YOUR INSTRUCTIONS:
In the text about the closing of St. Luke's parish, about how old is the church said to be?

DOCUMENT TEXT:
It happens all too often that when parishes end, there are serious disagreements which fracture the fellowship. People go their own way, sometimes angry, resentful, bitter, perhaps blaming someone else for the demise of the parish. “If only – so-and-so had (or had not) done xyz...! This would not be happening.” And, of course, the person could be right. But leaving with bitterness is not the Godly way of ending things. So I am delighted that, as the time drew more close after the decision to end St. Luke’s had been made several months ago, our fellowship actually began to warm and open up in a new way. There was a deeper spirit of friendliness rather than resentment or accusation and blame.
The remaining few agreed to stay steady until the final day, to keep faith and fellowship with each other. And that is what has happened. I asked each person to pray by name for each other member that each of us would find the place God has in mind for us as we seek another Christian fellowship. We did not dribble away slowly, leaving only a couple at the end...... “Last person to leave turn out the lights....” The dozen or so of us who agreed have kept faith with each other. God was teaching us to love each other.
As churches go, St. Luke’s is not a
very old church, about 25 years old, if I recall correctly. But some have been
here all or most of that time. That means a sizable commitment of one’s life to
this parish. St. Luke’s has moved around a bit over its life span, but has been
here at Fairhaven for several years. I began to supply here about three years
ago, and then became the priest-in-charge May 1st,
just two days from exactly two years ago. It was only, as we say, part time, but
you cannot be the pastor and priest for a group of people without investing
yourself deeply. For these three years, St. Luke’s has been a major part of my
So, what was my vision, what did I want to accomplish?
We live at the end of a two hundred year period in which the Christian Church has been in major retreat in the West, with little presence or testimony remaining in the public arena. The result should have been predicted – the moral, political, economic, and spiritual chaos which we see all around. The spiritual chaos has been the fundamental root of our moral, political, and economic chaos.

PROVIDED MATERIAL:
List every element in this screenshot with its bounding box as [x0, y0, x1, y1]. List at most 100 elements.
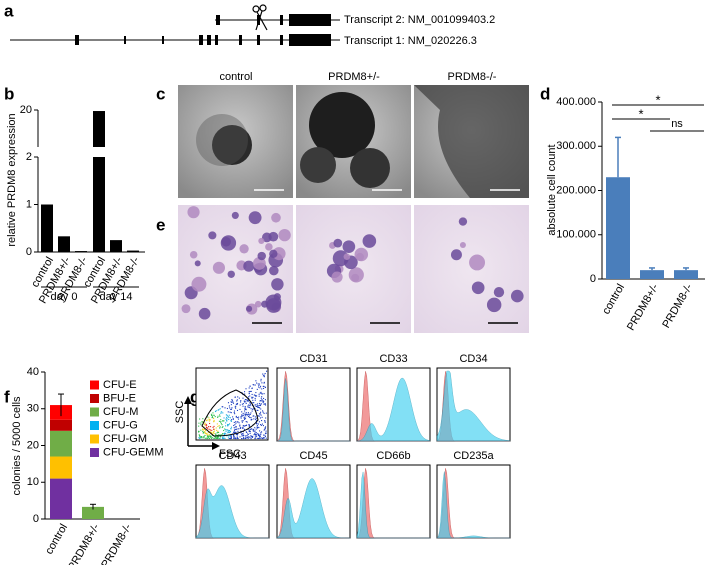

ANSWER:
About 25 years old.